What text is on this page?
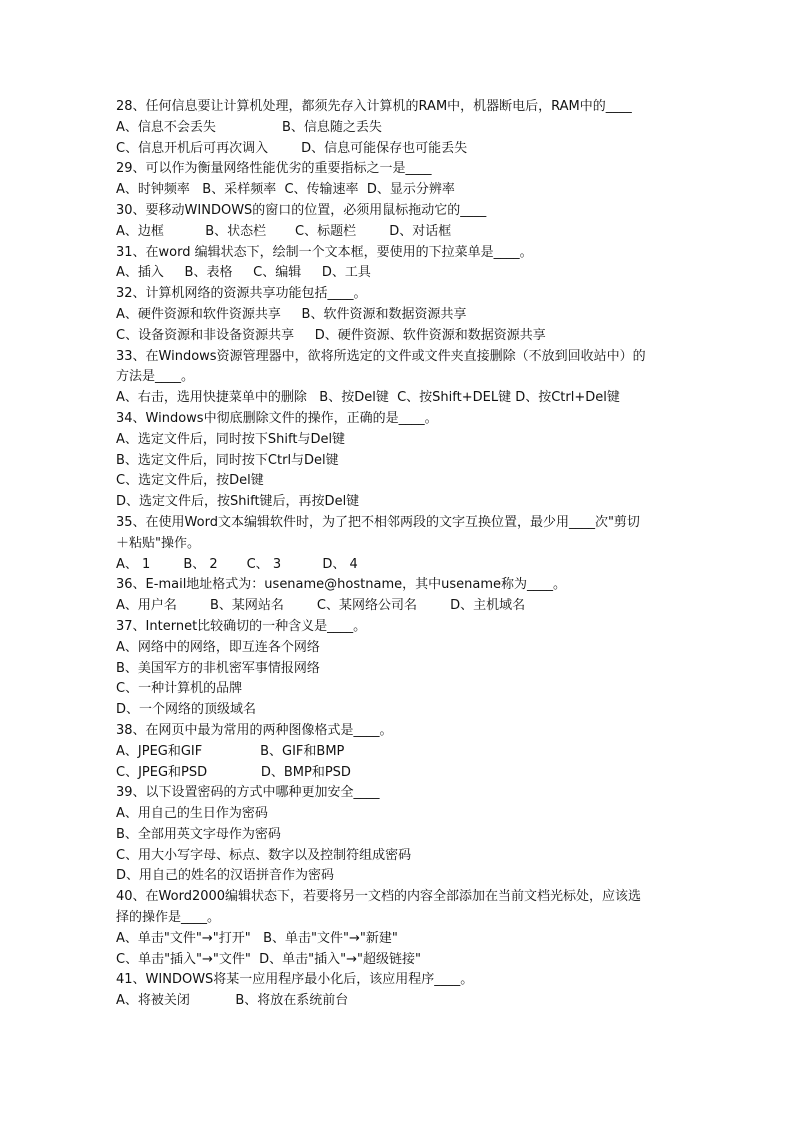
28、任何信息要让计算机处理，都须先存入计算机的RAM中，机器断电后，RAM中的____
A、信息不会丢失                B、信息随之丢失
C、信息开机后可再次调入        D、信息可能保存也可能丢失
29、可以作为衡量网络性能优劣的重要指标之一是____
A、时钟频率   B、采样频率  C、传输速率  D、显示分辨率
30、要移动WINDOWS的窗口的位置，必须用鼠标拖动它的____
A、边框          B、状态栏       C、标题栏        D、对话框
31、在word 编辑状态下，绘制一个文本框，要使用的下拉菜单是____。
A、插入     B、表格     C、编辑     D、工具
32、计算机网络的资源共享功能包括____。
A、硬件资源和软件资源共享     B、软件资源和数据资源共享
C、设备资源和非设备资源共享     D、硬件资源、软件资源和数据资源共享
33、在Windows资源管理器中，欲将所选定的文件或文件夹直接删除（不放到回收站中）的
方法是____。
A、右击，选用快捷菜单中的删除   B、按Del键  C、按Shift+DEL键 D、按Ctrl+Del键
34、Windows中彻底删除文件的操作，正确的是____。
A、选定文件后，同时按下Shift与Del键
B、选定文件后，同时按下Ctrl与Del键
C、选定文件后，按Del键
D、选定文件后，按Shift键后，再按Del键
35、在使用Word文本编辑软件时，为了把不相邻两段的文字互换位置，最少用____次"剪切
＋粘贴"操作。
A、 1        B、 2       C、 3          D、 4
36、E-mail地址格式为：usename@hostname，其中usename称为____。
A、用户名        B、某网站名        C、某网络公司名        D、主机域名
37、Internet比较确切的一种含义是____。
A、网络中的网络，即互连各个网络
B、美国军方的非机密军事情报网络
C、一种计算机的品牌
D、一个网络的顶级域名
38、在网页中最为常用的两种图像格式是____。
A、JPEG和GIF              B、GIF和BMP
C、JPEG和PSD             D、BMP和PSD
39、以下设置密码的方式中哪种更加安全____
A、用自己的生日作为密码
B、全部用英文字母作为密码
C、用大小写字母、标点、数字以及控制符组成密码
D、用自己的姓名的汉语拼音作为密码
40、在Word2000编辑状态下，若要将另一文档的内容全部添加在当前文档光标处，应该选
择的操作是____。
A、单击"文件"→"打开"   B、单击"文件"→"新建"
C、单击"插入"→"文件"  D、单击"插入"→"超级链接"
41、WINDOWS将某一应用程序最小化后，该应用程序____。
A、将被关闭           B、将放在系统前台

WHAT THIS TASK INVOLVES: Reproduce the material above in full and without alteration, but skip all pictures.

TASK RESPONSE:
What text is on this page?
28、任何信息要让计算机处理，都须先存入计算机的RAM中，机器断电后，RAM中的____
A、信息不会丢失                B、信息随之丢失
C、信息开机后可再次调入        D、信息可能保存也可能丢失
29、可以作为衡量网络性能优劣的重要指标之一是____
A、时钟频率   B、采样频率  C、传输速率  D、显示分辨率
30、要移动WINDOWS的窗口的位置，必须用鼠标拖动它的____
A、边框          B、状态栏       C、标题栏        D、对话框
31、在word 编辑状态下，绘制一个文本框，要使用的下拉菜单是____。
A、插入     B、表格     C、编辑     D、工具
32、计算机网络的资源共享功能包括____。
A、硬件资源和软件资源共享     B、软件资源和数据资源共享
C、设备资源和非设备资源共享     D、硬件资源、软件资源和数据资源共享
33、在Windows资源管理器中，欲将所选定的文件或文件夹直接删除（不放到回收站中）的
方法是____。
A、右击，选用快捷菜单中的删除   B、按Del键  C、按Shift+DEL键 D、按Ctrl+Del键
34、Windows中彻底删除文件的操作，正确的是____。
A、选定文件后，同时按下Shift与Del键
B、选定文件后，同时按下Ctrl与Del键
C、选定文件后，按Del键
D、选定文件后，按Shift键后，再按Del键
35、在使用Word文本编辑软件时，为了把不相邻两段的文字互换位置，最少用____次"剪切
＋粘贴"操作。
A、 1        B、 2       C、 3          D、 4
36、E-mail地址格式为：usename@hostname，其中usename称为____。
A、用户名        B、某网站名        C、某网络公司名        D、主机域名
37、Internet比较确切的一种含义是____。
A、网络中的网络，即互连各个网络
B、美国军方的非机密军事情报网络
C、一种计算机的品牌
D、一个网络的顶级域名
38、在网页中最为常用的两种图像格式是____。
A、JPEG和GIF              B、GIF和BMP
C、JPEG和PSD             D、BMP和PSD
39、以下设置密码的方式中哪种更加安全____
A、用自己的生日作为密码
B、全部用英文字母作为密码
C、用大小写字母、标点、数字以及控制符组成密码
D、用自己的姓名的汉语拼音作为密码
40、在Word2000编辑状态下，若要将另一文档的内容全部添加在当前文档光标处，应该选
择的操作是____。
A、单击"文件"→"打开"   B、单击"文件"→"新建"
C、单击"插入"→"文件"  D、单击"插入"→"超级链接"
41、WINDOWS将某一应用程序最小化后，该应用程序____。
A、将被关闭           B、将放在系统前台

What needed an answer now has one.